Zu lösende Aufgabe - Setze das Interview mit Winfried Kretschmann im Anschluss an seine letzte Frage fort.

Text des Dokuments -

Winfried Kretschmann im Interview: „Wir müssen alles dafür tun, dass wir Autoland bleiben“
Baden-Württembergs Ministerpräsident wirft der Regierung vor, Deutschlands wirtschaftliche Zukunft zu riskieren. Die Autobranche sei „Pfeiler des Wohlstands“.
Herr Kretschmann, Sie machen seit vier Jahrzehnten Politik. Teilen Sie den Eindruck, dass mit dem Jahr 2019 eine Phase der Stabilität in diesem Land zu Ende geht?
Trump, Bolsonaro, Kaczynski: Die ganze Welt ist in dramatischer Weise instabil geworden. Auch bei uns sind die liberale Demokratie und die offene Gesellschaft in Gefahr.
Wird 2020 für Deutschland ein Jahr der Umwälzungen und Brüche, politisch, wirtschaftlich, sozial?
Damit es nicht zu harten Brüchen kommt, müssen wir den Kampf gegen die Erderwärmung entschlossen aufnehmen. Der Klimawandel kommt viel schneller über uns, als selbst wir Grüne erwartet hatten. Die Transformation der Automobilindustrie muss ebenso entschieden angegangen werden, wenn wir diesen Pfeiler des Wohlstands in unserem Land in eine gute Zukunft führen wollen. Zugleich müssen wir alles dafür tun, die Kräfte des Zusammenhalts zu stärken, damit unser Land unter diesem enormen Druck stabil und demokratisch bleibt. Der Chef eines wichtigen Konzerns hat kürzlich gesagt: Auf Strukturwandel sind wir in Deutschland vorbereitet, Strukturbrüche können wir nicht. Ich denke, er hat recht.
Noch nie stand der Klimawandel so sehr im Fokus, und doch scheint die Veränderungsbereitschaft bei vielen nicht besonders groß. Die Zahl der zugelassenen SUVs ist 2019 auf ein Rekordhoch gestiegen, die Zahl der Flugreisen auch. Wie erklären Sie sich das?
Erklären kann ich mir das auch nicht, es wundert mich. Die Zahlen zeigen jedenfalls, dass moralische Appelle verpuffen.
Was folgt daraus?

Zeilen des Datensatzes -
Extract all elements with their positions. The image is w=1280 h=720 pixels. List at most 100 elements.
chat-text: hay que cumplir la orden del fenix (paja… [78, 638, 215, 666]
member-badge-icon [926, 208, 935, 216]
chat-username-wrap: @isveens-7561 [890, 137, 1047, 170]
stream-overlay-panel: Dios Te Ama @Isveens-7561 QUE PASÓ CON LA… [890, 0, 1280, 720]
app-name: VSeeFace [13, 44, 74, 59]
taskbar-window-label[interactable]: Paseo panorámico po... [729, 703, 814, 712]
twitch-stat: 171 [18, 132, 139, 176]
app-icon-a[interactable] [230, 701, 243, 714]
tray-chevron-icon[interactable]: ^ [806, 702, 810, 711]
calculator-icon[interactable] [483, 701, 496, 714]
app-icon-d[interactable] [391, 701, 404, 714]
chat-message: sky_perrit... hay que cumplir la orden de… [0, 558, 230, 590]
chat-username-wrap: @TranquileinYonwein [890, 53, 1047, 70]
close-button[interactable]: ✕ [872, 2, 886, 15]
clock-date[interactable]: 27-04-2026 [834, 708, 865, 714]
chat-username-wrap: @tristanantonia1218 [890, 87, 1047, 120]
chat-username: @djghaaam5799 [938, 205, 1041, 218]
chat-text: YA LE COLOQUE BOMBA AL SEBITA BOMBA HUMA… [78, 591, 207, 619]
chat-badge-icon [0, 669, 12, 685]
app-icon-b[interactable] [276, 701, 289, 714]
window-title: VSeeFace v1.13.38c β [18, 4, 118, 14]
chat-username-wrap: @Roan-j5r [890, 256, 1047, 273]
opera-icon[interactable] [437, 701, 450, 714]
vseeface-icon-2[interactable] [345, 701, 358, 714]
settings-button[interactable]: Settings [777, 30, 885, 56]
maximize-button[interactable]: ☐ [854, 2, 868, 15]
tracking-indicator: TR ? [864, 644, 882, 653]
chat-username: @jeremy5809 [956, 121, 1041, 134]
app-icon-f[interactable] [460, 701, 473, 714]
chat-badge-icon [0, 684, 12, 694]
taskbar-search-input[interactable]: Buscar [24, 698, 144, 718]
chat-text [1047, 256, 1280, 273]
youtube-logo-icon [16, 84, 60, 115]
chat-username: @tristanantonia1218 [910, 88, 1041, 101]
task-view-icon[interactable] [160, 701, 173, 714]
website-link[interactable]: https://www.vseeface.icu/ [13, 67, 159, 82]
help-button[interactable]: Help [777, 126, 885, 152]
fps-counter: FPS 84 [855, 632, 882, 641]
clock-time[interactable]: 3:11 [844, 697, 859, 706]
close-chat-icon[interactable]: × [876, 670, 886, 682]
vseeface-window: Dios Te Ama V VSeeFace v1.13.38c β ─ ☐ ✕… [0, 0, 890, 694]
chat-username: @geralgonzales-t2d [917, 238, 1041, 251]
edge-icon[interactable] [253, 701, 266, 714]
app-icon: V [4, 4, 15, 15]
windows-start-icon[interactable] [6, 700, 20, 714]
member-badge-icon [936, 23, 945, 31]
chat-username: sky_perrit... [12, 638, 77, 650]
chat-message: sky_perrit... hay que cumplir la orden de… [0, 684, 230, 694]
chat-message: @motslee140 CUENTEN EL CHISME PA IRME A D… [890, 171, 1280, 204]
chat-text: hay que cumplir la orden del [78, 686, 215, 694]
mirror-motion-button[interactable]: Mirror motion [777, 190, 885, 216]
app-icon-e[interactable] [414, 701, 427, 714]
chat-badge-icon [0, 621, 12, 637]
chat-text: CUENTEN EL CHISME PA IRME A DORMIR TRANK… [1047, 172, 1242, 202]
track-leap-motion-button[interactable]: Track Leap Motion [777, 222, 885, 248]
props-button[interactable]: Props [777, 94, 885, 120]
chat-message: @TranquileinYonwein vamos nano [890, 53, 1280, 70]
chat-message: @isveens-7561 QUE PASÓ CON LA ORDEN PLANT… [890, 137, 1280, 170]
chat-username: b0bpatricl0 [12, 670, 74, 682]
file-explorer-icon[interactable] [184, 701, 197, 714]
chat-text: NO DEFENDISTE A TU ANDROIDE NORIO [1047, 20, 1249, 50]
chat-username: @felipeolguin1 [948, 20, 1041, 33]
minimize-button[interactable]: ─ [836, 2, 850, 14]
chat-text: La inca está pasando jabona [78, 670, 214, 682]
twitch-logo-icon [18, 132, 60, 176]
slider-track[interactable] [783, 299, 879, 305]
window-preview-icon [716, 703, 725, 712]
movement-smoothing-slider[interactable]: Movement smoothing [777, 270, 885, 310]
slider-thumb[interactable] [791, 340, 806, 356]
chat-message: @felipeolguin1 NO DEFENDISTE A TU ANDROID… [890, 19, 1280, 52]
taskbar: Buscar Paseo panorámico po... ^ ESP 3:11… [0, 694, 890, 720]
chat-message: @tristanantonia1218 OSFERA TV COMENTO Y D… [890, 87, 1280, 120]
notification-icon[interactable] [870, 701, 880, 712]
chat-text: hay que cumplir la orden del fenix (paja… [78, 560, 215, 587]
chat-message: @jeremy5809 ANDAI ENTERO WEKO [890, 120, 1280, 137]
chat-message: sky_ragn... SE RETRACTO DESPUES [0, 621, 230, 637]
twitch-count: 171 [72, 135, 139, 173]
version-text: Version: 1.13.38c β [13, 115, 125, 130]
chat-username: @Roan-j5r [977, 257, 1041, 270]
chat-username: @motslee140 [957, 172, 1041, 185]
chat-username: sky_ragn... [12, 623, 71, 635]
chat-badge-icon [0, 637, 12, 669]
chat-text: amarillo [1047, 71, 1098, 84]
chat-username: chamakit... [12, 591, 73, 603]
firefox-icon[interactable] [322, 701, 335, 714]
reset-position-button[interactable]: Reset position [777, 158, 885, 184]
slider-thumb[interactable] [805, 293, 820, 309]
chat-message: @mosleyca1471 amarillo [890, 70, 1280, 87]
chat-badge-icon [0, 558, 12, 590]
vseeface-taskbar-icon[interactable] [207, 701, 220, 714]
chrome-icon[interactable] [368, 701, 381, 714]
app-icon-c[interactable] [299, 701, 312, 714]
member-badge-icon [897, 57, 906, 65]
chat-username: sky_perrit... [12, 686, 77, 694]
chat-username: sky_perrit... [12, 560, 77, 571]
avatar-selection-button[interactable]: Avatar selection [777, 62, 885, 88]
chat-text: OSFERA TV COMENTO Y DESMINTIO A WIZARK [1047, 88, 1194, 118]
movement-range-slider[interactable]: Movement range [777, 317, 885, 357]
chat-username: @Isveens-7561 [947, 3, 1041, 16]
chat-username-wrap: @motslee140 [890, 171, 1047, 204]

Antwort zur Aufgabe -
Der Versuch, Menschen zu belehren, bringt nicht wirklich was. Wenn die Leute SUVs wollen, müssen wir dafür sorgen, dass sie wenigstens keine mit Verbrennungsmotor kaufen, sondern elektrisch fahren, die gibt es ja jetzt. Und wenn die Flugscham offenbar nicht so ausgeprägt ist, dass weniger Kilometer geflogen werden, muss man die Flugreisenden dazu bringen, dass sie eine Kompensation fürs Klima zahlen, damit zum Ausgleich Wälder gepflanzt werden können. Lösen können wir das nur mit regenerativ erzeugten Kraftstoffen.
Klimakrise, schwächelnde Wirtschaft, Massenentlassungen in der Autobranche – und in Berlin regiert die Union mit einer entkräfteten SPD vor sich hin. Wie lange kann das so weitergehen?
Wir stehen vor einer Zeitenwende. Unsere Zukunft, auch die des Wirtschaftsstandorts, entscheidet sich an der Frage, ob wir es schaffen, unsere Art zu wirtschaften klimaneutral zu machen. Die Bundesregierung rennt den Problemen nur hinterher, anstatt sie beständig und vorausschauend zu bearbeiten.
Wird Angela Merkel dem Veränderungsdruck in der Endphase ihrer Kanzlerschaft noch gerecht?
Die Regierung ist zu langsam. Das zeigt sich auch bei der künstlichen Intelligenz, auch ein Thema, an dem sich unsere Zukunft entscheidet. Autonom fahrende Autos, Medizin – überall wird künstliche Intelligenz benötigt. Vor einem Jahr hat die Regierung eine KI-Strategie vorgelegt, doch bisher ist nichts geschehen. Wir können gegen China und das Silicon Valley nur bestehen, wenn wir investieren und eine eigene KI entwickeln, die sich an unseren Werten orientiert. Sonst haben wir irgendwann nur noch die Wahl zwischen Überwachung und Monopolisten.
Sie sind enttäuscht von der Kanzlerin?
Die Kanzlerin widmet sich außenpolitischen Aufgaben, die extrem wichtig sind. Was soll ich sie da kritisieren? Sie hat ja schließlich auch Minister. Ich finde es falsch, alles bei Angela Merkel abzuladen. Dazu kommt, dass sie mit einem Partner koaliert, der sich jede Woche fragt, ob er überhaupt regieren soll. In so einer Koalition kann man das Nötige nicht kraftvoll vorantreiben.
Sie halten die SPD nicht mehr für regierungsfähig?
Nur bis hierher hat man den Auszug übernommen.